Exercise aim. Locate all lines with the word "times" and copy them out.

+++++

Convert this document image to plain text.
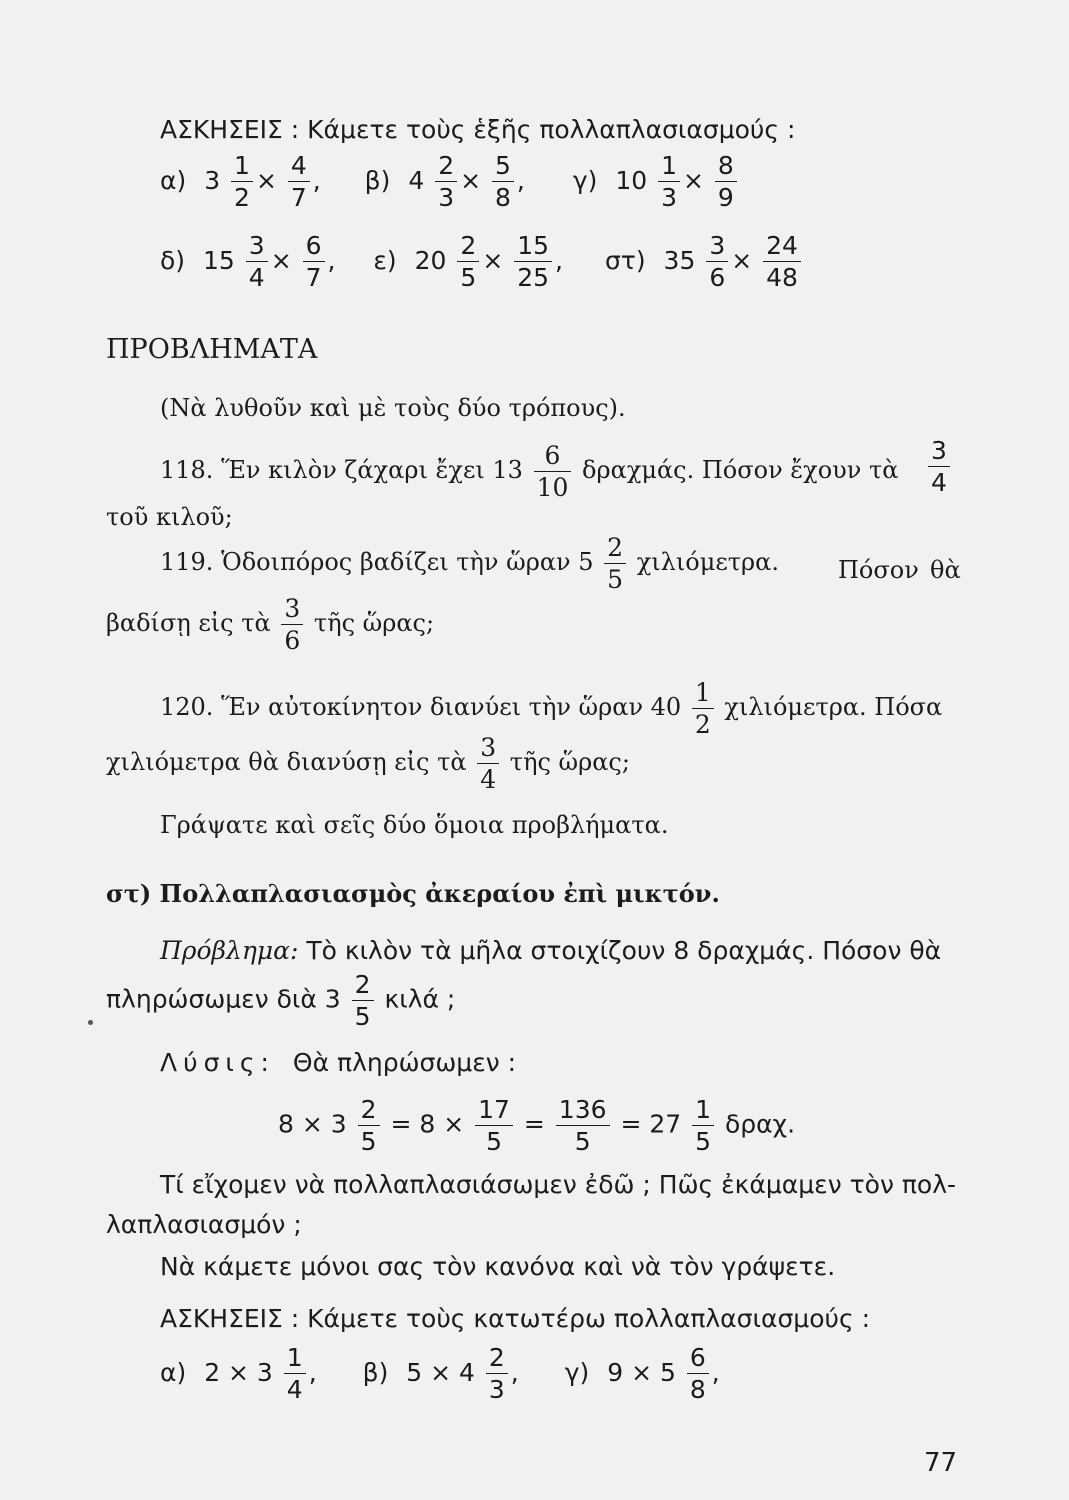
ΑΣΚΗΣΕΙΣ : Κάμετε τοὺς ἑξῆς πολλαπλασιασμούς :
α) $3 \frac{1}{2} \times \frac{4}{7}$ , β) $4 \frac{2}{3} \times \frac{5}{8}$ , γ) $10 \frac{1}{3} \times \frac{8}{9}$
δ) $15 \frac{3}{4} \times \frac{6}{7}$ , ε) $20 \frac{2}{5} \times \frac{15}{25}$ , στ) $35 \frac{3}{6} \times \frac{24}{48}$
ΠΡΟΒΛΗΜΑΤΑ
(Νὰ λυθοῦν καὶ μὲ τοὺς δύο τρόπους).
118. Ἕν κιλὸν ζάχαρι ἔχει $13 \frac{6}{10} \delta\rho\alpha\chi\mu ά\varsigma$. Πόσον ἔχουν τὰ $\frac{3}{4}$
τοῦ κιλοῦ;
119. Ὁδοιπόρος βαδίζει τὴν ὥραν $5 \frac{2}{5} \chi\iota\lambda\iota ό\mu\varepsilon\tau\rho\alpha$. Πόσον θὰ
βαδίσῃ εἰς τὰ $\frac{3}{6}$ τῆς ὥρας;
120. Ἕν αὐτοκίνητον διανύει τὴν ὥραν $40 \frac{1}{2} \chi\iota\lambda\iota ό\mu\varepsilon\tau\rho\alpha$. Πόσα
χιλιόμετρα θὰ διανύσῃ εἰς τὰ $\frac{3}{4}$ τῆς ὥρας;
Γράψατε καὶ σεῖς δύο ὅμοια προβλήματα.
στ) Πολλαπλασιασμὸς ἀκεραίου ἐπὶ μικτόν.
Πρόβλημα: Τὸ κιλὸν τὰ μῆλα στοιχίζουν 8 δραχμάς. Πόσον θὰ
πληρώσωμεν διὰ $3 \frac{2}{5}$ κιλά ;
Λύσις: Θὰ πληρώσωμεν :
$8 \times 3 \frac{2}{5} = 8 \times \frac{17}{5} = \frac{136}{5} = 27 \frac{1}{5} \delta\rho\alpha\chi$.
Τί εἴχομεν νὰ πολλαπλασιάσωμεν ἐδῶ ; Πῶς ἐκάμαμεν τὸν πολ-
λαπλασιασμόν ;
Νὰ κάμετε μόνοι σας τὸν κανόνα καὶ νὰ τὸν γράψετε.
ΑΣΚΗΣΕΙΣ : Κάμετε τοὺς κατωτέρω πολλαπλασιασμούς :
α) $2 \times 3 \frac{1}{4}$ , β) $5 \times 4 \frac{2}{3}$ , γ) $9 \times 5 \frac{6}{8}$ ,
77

+++++

Response to the task.
α) $3 \frac{1}{2} \times \frac{4}{7}$ , β) $4 \frac{2}{3} \times \frac{5}{8}$ , γ) $10 \frac{1}{3} \times \frac{8}{9}$
δ) $15 \frac{3}{4} \times \frac{6}{7}$ , ε) $20 \frac{2}{5} \times \frac{15}{25}$ , στ) $35 \frac{3}{6} \times \frac{24}{48}$
$8 \times 3 \frac{2}{5} = 8 \times \frac{17}{5} = \frac{136}{5} = 27 \frac{1}{5} \delta\rho\alpha\chi$.
α) $2 \times 3 \frac{1}{4}$ , β) $5 \times 4 \frac{2}{3}$ , γ) $9 \times 5 \frac{6}{8}$ ,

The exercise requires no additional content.